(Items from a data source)
________________________________________
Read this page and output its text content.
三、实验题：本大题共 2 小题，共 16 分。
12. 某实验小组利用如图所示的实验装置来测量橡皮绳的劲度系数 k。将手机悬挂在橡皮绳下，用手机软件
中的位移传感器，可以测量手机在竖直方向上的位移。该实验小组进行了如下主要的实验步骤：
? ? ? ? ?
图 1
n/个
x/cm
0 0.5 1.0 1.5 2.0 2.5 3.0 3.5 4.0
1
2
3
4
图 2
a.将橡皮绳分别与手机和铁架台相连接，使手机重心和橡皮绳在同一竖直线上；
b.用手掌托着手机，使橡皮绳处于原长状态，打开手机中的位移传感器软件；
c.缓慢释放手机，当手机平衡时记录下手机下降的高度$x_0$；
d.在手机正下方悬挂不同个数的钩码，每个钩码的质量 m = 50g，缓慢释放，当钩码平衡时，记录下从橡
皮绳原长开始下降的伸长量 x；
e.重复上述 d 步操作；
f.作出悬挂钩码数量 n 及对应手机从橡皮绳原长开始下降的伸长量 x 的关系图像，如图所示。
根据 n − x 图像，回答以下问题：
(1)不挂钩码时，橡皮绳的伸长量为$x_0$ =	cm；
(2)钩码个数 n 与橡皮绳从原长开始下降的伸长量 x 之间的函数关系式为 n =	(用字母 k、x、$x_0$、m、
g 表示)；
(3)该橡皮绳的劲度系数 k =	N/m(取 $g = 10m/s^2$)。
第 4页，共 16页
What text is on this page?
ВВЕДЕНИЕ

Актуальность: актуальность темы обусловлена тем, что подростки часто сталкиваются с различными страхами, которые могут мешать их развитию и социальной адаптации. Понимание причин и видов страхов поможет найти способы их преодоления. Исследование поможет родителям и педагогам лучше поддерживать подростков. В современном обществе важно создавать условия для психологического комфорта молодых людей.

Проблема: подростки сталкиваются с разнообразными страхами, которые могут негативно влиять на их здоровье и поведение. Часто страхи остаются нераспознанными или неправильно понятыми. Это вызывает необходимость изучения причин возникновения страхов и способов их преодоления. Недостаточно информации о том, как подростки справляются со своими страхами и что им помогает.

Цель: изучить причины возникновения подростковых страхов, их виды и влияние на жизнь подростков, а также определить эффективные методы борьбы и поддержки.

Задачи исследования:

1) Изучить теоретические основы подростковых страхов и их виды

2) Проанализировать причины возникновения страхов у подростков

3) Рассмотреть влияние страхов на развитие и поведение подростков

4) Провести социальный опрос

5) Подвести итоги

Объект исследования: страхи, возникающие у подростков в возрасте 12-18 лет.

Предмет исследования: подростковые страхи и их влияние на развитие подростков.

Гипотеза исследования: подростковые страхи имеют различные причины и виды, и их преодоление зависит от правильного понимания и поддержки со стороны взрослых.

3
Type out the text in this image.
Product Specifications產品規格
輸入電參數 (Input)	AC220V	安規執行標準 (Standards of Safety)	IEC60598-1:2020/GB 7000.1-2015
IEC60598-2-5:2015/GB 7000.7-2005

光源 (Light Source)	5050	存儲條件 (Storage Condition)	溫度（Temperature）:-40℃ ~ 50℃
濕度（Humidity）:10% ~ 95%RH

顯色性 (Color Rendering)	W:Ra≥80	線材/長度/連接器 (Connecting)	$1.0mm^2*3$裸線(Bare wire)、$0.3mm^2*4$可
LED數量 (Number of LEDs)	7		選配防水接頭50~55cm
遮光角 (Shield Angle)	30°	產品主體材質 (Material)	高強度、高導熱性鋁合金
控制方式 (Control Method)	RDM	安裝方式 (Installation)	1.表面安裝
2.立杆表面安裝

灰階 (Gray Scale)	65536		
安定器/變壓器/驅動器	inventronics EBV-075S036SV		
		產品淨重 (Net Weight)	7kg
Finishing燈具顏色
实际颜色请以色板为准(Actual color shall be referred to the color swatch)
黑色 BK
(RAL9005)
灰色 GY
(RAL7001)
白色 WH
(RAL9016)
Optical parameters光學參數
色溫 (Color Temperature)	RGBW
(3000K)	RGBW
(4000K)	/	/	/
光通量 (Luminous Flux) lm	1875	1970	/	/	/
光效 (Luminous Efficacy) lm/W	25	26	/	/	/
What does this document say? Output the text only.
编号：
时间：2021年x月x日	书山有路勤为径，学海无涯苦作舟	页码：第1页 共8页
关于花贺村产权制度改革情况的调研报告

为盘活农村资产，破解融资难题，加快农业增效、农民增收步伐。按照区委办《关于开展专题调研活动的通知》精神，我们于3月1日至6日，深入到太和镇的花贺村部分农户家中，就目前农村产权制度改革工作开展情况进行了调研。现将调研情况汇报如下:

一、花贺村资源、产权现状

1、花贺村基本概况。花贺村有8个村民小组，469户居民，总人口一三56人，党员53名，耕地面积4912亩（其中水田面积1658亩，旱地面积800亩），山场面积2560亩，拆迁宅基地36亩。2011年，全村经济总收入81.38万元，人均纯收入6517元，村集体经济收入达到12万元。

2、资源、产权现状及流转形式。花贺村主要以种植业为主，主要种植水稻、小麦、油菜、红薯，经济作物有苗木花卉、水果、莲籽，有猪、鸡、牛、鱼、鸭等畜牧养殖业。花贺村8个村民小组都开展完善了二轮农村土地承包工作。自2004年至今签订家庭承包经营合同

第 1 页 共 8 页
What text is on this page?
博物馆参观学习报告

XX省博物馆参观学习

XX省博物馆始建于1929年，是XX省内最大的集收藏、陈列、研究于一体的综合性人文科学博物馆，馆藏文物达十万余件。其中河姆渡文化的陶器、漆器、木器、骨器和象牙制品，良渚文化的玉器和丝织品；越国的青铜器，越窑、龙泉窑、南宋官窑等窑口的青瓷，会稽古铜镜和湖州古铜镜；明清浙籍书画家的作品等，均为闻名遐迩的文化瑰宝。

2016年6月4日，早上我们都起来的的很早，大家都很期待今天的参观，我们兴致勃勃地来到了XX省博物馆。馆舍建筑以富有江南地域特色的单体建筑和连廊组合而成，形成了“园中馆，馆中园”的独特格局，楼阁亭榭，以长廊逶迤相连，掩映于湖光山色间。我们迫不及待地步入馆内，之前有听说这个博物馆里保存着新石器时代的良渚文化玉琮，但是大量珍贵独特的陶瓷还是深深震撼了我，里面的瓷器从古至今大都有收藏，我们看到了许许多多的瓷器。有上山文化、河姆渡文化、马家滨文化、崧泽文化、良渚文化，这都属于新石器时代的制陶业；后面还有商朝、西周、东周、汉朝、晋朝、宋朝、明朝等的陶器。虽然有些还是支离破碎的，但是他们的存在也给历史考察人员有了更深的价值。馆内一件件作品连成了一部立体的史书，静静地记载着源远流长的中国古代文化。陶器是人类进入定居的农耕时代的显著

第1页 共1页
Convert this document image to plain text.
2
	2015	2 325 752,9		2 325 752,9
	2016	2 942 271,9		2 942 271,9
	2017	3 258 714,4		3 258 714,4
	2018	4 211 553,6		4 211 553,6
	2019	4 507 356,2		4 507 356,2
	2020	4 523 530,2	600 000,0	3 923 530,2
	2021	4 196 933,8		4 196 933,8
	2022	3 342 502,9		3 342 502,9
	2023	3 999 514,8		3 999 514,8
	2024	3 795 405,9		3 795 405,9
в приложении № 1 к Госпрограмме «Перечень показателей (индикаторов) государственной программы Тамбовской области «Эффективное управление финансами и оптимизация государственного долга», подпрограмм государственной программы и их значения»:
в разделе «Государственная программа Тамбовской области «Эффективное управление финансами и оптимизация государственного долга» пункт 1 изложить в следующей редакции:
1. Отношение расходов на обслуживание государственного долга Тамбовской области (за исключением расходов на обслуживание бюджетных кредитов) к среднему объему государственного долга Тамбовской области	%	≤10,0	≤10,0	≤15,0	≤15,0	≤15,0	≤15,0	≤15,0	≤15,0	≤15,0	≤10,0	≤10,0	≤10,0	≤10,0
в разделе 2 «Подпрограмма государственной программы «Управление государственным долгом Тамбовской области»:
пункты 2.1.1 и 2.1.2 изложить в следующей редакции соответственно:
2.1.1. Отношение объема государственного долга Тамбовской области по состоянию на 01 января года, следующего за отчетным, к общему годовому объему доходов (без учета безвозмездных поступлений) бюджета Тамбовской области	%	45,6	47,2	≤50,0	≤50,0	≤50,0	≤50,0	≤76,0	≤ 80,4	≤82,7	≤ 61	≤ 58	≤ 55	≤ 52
________________________________________
**GOAL:**
In the listing above, how many lines hold the word "RGBW"? Give the number and nothing more.

**CORRECT ANSWER:**
2